- **Set task**: Every record should be copied exactly, except that pictures are to be omitted.

--- start Record excerpts ---

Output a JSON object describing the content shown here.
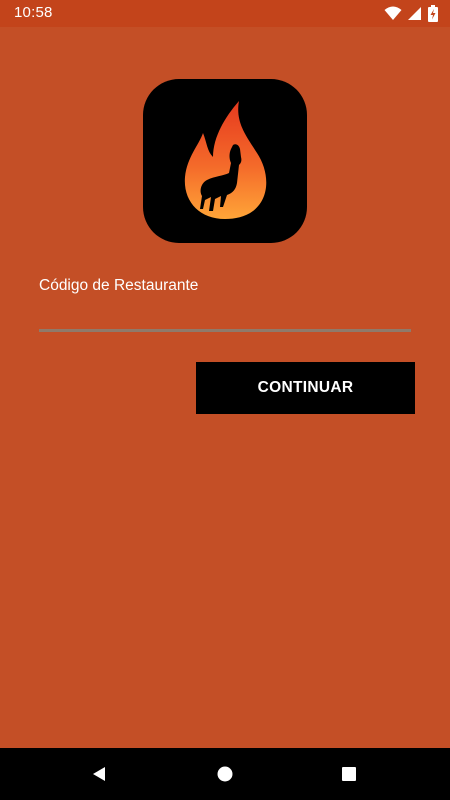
{
  "status_bar": {
    "time": "10:58",
    "icons": [
      "wifi-icon",
      "cell-signal-icon",
      "battery-charging-icon"
    ]
  },
  "logo": {
    "icon": "flame-llama-logo",
    "colors": {
      "background": "#000000",
      "flame_top": "#E63A1F",
      "flame_bottom": "#FFA538"
    }
  },
  "form": {
    "label": "Código de Restaurante",
    "value": "",
    "placeholder": ""
  },
  "button": {
    "label": "CONTINUAR"
  },
  "nav_bar": {
    "icons": [
      "back-icon",
      "home-icon",
      "recents-icon"
    ]
  },
  "colors": {
    "background": "#C44F26",
    "status_bar": "#C3441B",
    "button": "#000000",
    "input_underline": "#8F7A6A"
  }
}
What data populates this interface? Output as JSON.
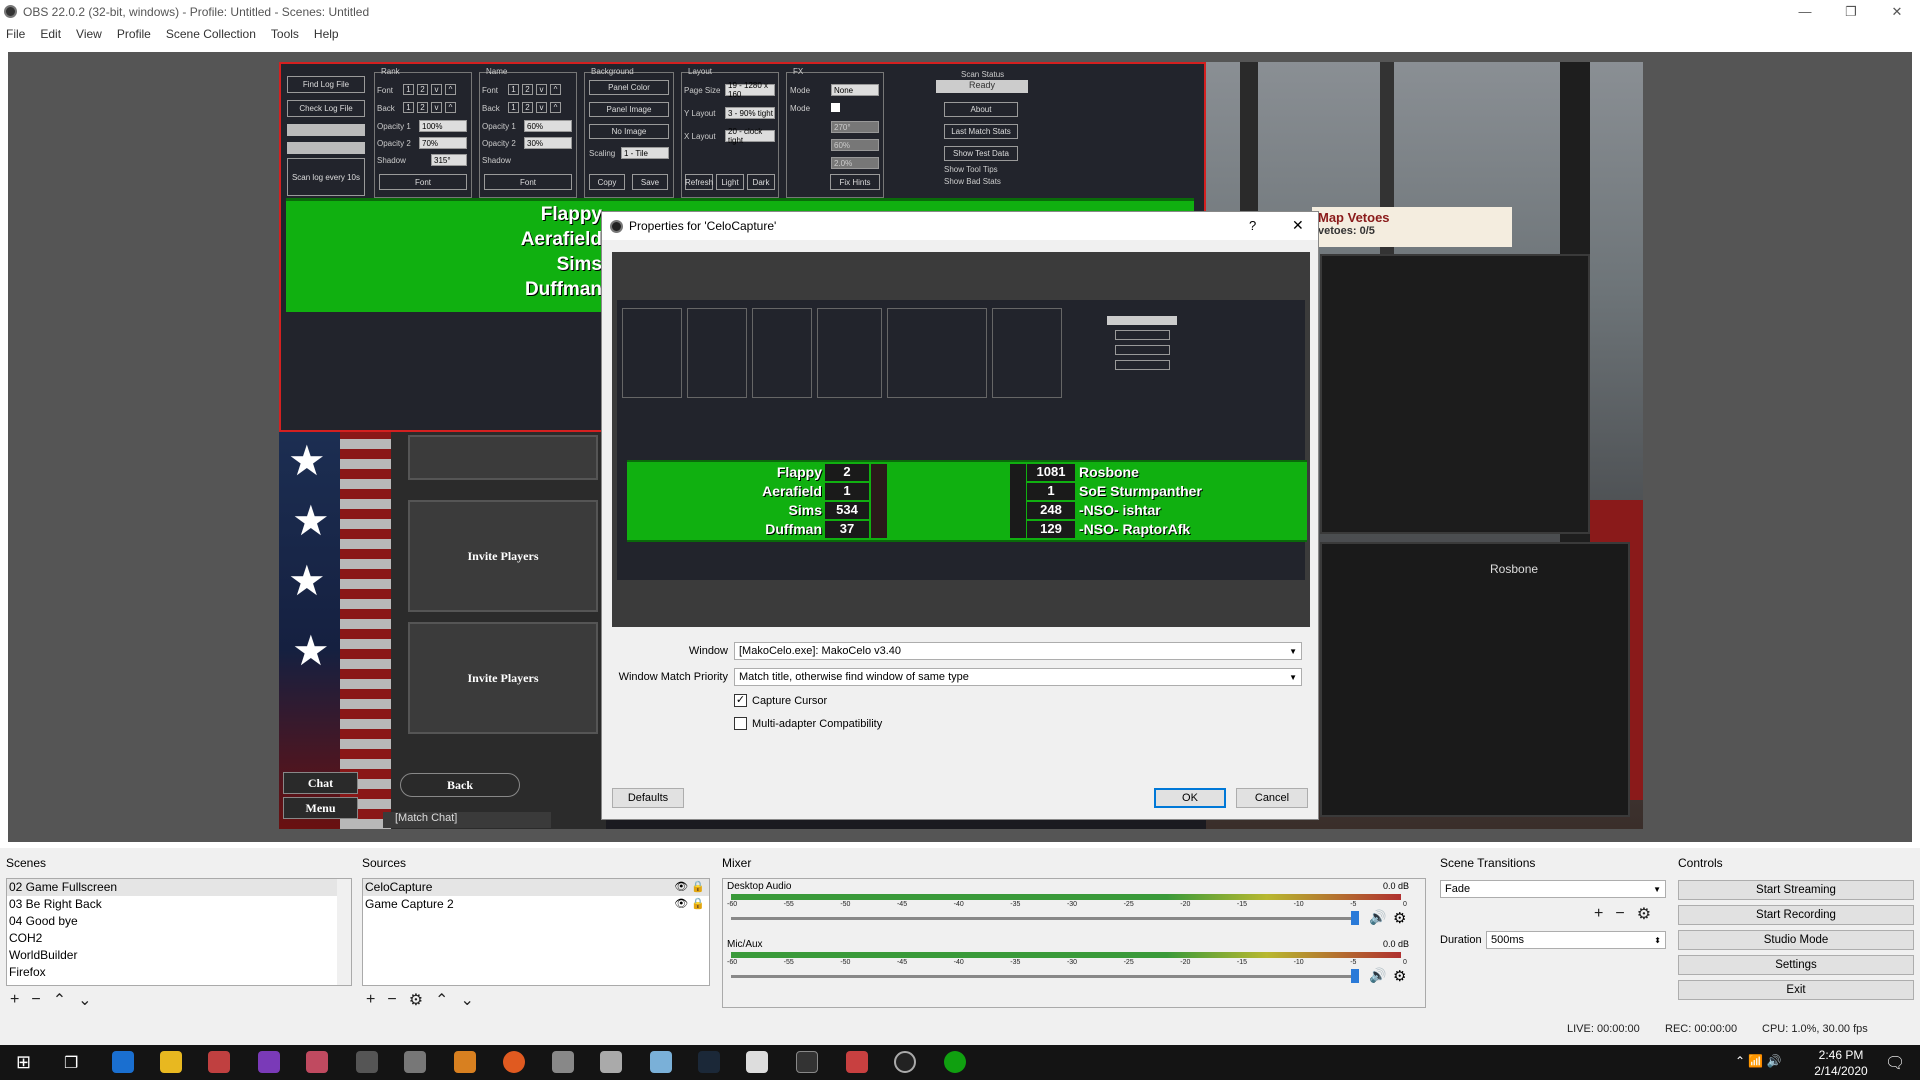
{
  "window": {
    "title": "OBS 22.0.2 (32-bit, windows) - Profile: Untitled - Scenes: Untitled",
    "minimize": "—",
    "maximize": "❐",
    "close": "✕"
  },
  "menu": [
    "File",
    "Edit",
    "View",
    "Profile",
    "Scene Collection",
    "Tools",
    "Help"
  ],
  "celo": {
    "buttons": {
      "find_log": "Find Log File",
      "check_log": "Check Log File",
      "scan_every": "Scan log every 10s"
    },
    "rank": {
      "label": "Rank",
      "font": "Font",
      "back": "Back",
      "opacity1": "Opacity 1",
      "opacity2": "Opacity 2",
      "shadow": "Shadow",
      "op1_val": "100%",
      "op2_val": "70%",
      "shadow_val": "315°",
      "font_btn": "Font"
    },
    "name": {
      "label": "Name",
      "font": "Font",
      "back": "Back",
      "opacity1": "Opacity 1",
      "opacity2": "Opacity 2",
      "shadow": "Shadow",
      "op1_val": "60%",
      "op2_val": "30%",
      "font_btn": "Font"
    },
    "background": {
      "label": "Background",
      "panel_color": "Panel Color",
      "panel_image": "Panel Image",
      "no_image": "No Image",
      "scaling": "Scaling",
      "scaling_val": "1 - Tile",
      "copy": "Copy",
      "save": "Save"
    },
    "layout": {
      "label": "Layout",
      "page_size": "Page Size",
      "page_size_val": "19 - 1280 x 160",
      "y_layout": "Y Layout",
      "y_layout_val": "3 - 90% tight",
      "x_layout": "X Layout",
      "x_layout_val": "20 - clock tight",
      "refresh": "Refresh",
      "light": "Light",
      "dark": "Dark"
    },
    "fx": {
      "label": "FX",
      "mode": "Mode",
      "mode_val": "None",
      "mode2": "Mode",
      "v1": "270°",
      "v2": "60%",
      "v3": "2.0%",
      "fix_hints": "Fix Hints"
    },
    "scan": {
      "label": "Scan Status",
      "ready": "Ready",
      "about": "About",
      "last_match": "Last Match Stats",
      "show_test": "Show Test Data",
      "tooltips": "Show Tool Tips",
      "bad_stats": "Show Bad Stats"
    },
    "digits": [
      "1",
      "2",
      "v",
      "^"
    ]
  },
  "game": {
    "names_left": [
      "Flappy",
      "Aerafield",
      "Sims",
      "Duffman"
    ],
    "invite": "Invite Players",
    "chat": "Chat",
    "menu": "Menu",
    "back": "Back",
    "match_chat": "[Match Chat]",
    "map_vetoes": "Map Vetoes",
    "vetoes_count": "vetoes: 0/5",
    "player": "Rosbone"
  },
  "dialog": {
    "title": "Properties for 'CeloCapture'",
    "help": "?",
    "close": "✕",
    "preview": {
      "left": [
        {
          "name": "Flappy",
          "num": "2"
        },
        {
          "name": "Aerafield",
          "num": "1"
        },
        {
          "name": "Sims",
          "num": "534"
        },
        {
          "name": "Duffman",
          "num": "37"
        }
      ],
      "right": [
        {
          "name": "Rosbone",
          "num": "1081"
        },
        {
          "name": "SoE Sturmpanther",
          "num": "1"
        },
        {
          "name": "-NSO- ishtar",
          "num": "248"
        },
        {
          "name": "-NSO- RaptorAfk",
          "num": "129"
        }
      ]
    },
    "window_label": "Window",
    "window_val": "[MakoCelo.exe]: MakoCelo v3.40",
    "priority_label": "Window Match Priority",
    "priority_val": "Match title, otherwise find window of same type",
    "capture_cursor": "Capture Cursor",
    "multi_adapter": "Multi-adapter Compatibility",
    "defaults": "Defaults",
    "ok": "OK",
    "cancel": "Cancel"
  },
  "scenes": {
    "title": "Scenes",
    "items": [
      "02 Game Fullscreen",
      "03 Be Right Back",
      "04 Good bye",
      "COH2",
      "WorldBuilder",
      "Firefox"
    ]
  },
  "sources": {
    "title": "Sources",
    "items": [
      "CeloCapture",
      "Game Capture 2"
    ]
  },
  "mixer": {
    "title": "Mixer",
    "channels": [
      {
        "name": "Desktop Audio",
        "db": "0.0 dB"
      },
      {
        "name": "Mic/Aux",
        "db": "0.0 dB"
      }
    ],
    "ticks": [
      "-60",
      "-55",
      "-50",
      "-45",
      "-40",
      "-35",
      "-30",
      "-25",
      "-20",
      "-15",
      "-10",
      "-5",
      "0"
    ]
  },
  "transitions": {
    "title": "Scene Transitions",
    "value": "Fade",
    "duration_label": "Duration",
    "duration_val": "500ms"
  },
  "controls": {
    "title": "Controls",
    "buttons": [
      "Start Streaming",
      "Start Recording",
      "Studio Mode",
      "Settings",
      "Exit"
    ]
  },
  "status": {
    "live": "LIVE: 00:00:00",
    "rec": "REC: 00:00:00",
    "cpu": "CPU: 1.0%, 30.00 fps"
  },
  "clock": {
    "time": "2:46 PM",
    "date": "2/14/2020"
  }
}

--- end Record excerpts ---

- **Reply**:
Output a JSON object describing the content shown here.
{
  "status_bar": {
    "time": "10:58",
    "icons": [
      "wifi-icon",
      "cell-signal-icon",
      "battery-charging-icon"
    ]
  },
  "logo": {
    "icon": "flame-llama-logo",
    "colors": {
      "background": "#000000",
      "flame_top": "#E63A1F",
      "flame_bottom": "#FFA538"
    }
  },
  "form": {
    "label": "Código de Restaurante",
    "value": "",
    "placeholder": ""
  },
  "button": {
    "label": "CONTINUAR"
  },
  "nav_bar": {
    "icons": [
      "back-icon",
      "home-icon",
      "recents-icon"
    ]
  },
  "colors": {
    "background": "#C44F26",
    "status_bar": "#C3441B",
    "button": "#000000",
    "input_underline": "#8F7A6A"
  }
}
What data populates this interface? Output as JSON.
{
  "window": {
    "title": "OBS 22.0.2 (32-bit, windows) - Profile: Untitled - Scenes: Untitled",
    "minimize": "—",
    "maximize": "❐",
    "close": "✕"
  },
  "menu": [
    "File",
    "Edit",
    "View",
    "Profile",
    "Scene Collection",
    "Tools",
    "Help"
  ],
  "celo": {
    "buttons": {
      "find_log": "Find Log File",
      "check_log": "Check Log File",
      "scan_every": "Scan log every 10s"
    },
    "rank": {
      "label": "Rank",
      "font": "Font",
      "back": "Back",
      "opacity1": "Opacity 1",
      "opacity2": "Opacity 2",
      "shadow": "Shadow",
      "op1_val": "100%",
      "op2_val": "70%",
      "shadow_val": "315°",
      "font_btn": "Font"
    },
    "name": {
      "label": "Name",
      "font": "Font",
      "back": "Back",
      "opacity1": "Opacity 1",
      "opacity2": "Opacity 2",
      "shadow": "Shadow",
      "op1_val": "60%",
      "op2_val": "30%",
      "font_btn": "Font"
    },
    "background": {
      "label": "Background",
      "panel_color": "Panel Color",
      "panel_image": "Panel Image",
      "no_image": "No Image",
      "scaling": "Scaling",
      "scaling_val": "1 - Tile",
      "copy": "Copy",
      "save": "Save"
    },
    "layout": {
      "label": "Layout",
      "page_size": "Page Size",
      "page_size_val": "19 - 1280 x 160",
      "y_layout": "Y Layout",
      "y_layout_val": "3 - 90% tight",
      "x_layout": "X Layout",
      "x_layout_val": "20 - clock tight",
      "refresh": "Refresh",
      "light": "Light",
      "dark": "Dark"
    },
    "fx": {
      "label": "FX",
      "mode": "Mode",
      "mode_val": "None",
      "mode2": "Mode",
      "v1": "270°",
      "v2": "60%",
      "v3": "2.0%",
      "fix_hints": "Fix Hints"
    },
    "scan": {
      "label": "Scan Status",
      "ready": "Ready",
      "about": "About",
      "last_match": "Last Match Stats",
      "show_test": "Show Test Data",
      "tooltips": "Show Tool Tips",
      "bad_stats": "Show Bad Stats"
    },
    "digits": [
      "1",
      "2",
      "v",
      "^"
    ]
  },
  "game": {
    "names_left": [
      "Flappy",
      "Aerafield",
      "Sims",
      "Duffman"
    ],
    "invite": "Invite Players",
    "chat": "Chat",
    "menu": "Menu",
    "back": "Back",
    "match_chat": "[Match Chat]",
    "map_vetoes": "Map Vetoes",
    "vetoes_count": "vetoes: 0/5",
    "player": "Rosbone"
  },
  "dialog": {
    "title": "Properties for 'CeloCapture'",
    "help": "?",
    "close": "✕",
    "preview": {
      "left": [
        {
          "name": "Flappy",
          "num": "2"
        },
        {
          "name": "Aerafield",
          "num": "1"
        },
        {
          "name": "Sims",
          "num": "534"
        },
        {
          "name": "Duffman",
          "num": "37"
        }
      ],
      "right": [
        {
          "name": "Rosbone",
          "num": "1081"
        },
        {
          "name": "SoE Sturmpanther",
          "num": "1"
        },
        {
          "name": "-NSO- ishtar",
          "num": "248"
        },
        {
          "name": "-NSO- RaptorAfk",
          "num": "129"
        }
      ]
    },
    "window_label": "Window",
    "window_val": "[MakoCelo.exe]: MakoCelo v3.40",
    "priority_label": "Window Match Priority",
    "priority_val": "Match title, otherwise find window of same type",
    "capture_cursor": "Capture Cursor",
    "multi_adapter": "Multi-adapter Compatibility",
    "defaults": "Defaults",
    "ok": "OK",
    "cancel": "Cancel"
  },
  "scenes": {
    "title": "Scenes",
    "items": [
      "02 Game Fullscreen",
      "03 Be Right Back",
      "04 Good bye",
      "COH2",
      "WorldBuilder",
      "Firefox"
    ]
  },
  "sources": {
    "title": "Sources",
    "items": [
      "CeloCapture",
      "Game Capture 2"
    ]
  },
  "mixer": {
    "title": "Mixer",
    "channels": [
      {
        "name": "Desktop Audio",
        "db": "0.0 dB"
      },
      {
        "name": "Mic/Aux",
        "db": "0.0 dB"
      }
    ],
    "ticks": [
      "-60",
      "-55",
      "-50",
      "-45",
      "-40",
      "-35",
      "-30",
      "-25",
      "-20",
      "-15",
      "-10",
      "-5",
      "0"
    ]
  },
  "transitions": {
    "title": "Scene Transitions",
    "value": "Fade",
    "duration_label": "Duration",
    "duration_val": "500ms"
  },
  "controls": {
    "title": "Controls",
    "buttons": [
      "Start Streaming",
      "Start Recording",
      "Studio Mode",
      "Settings",
      "Exit"
    ]
  },
  "status": {
    "live": "LIVE: 00:00:00",
    "rec": "REC: 00:00:00",
    "cpu": "CPU: 1.0%, 30.00 fps"
  },
  "clock": {
    "time": "2:46 PM",
    "date": "2/14/2020"
  }
}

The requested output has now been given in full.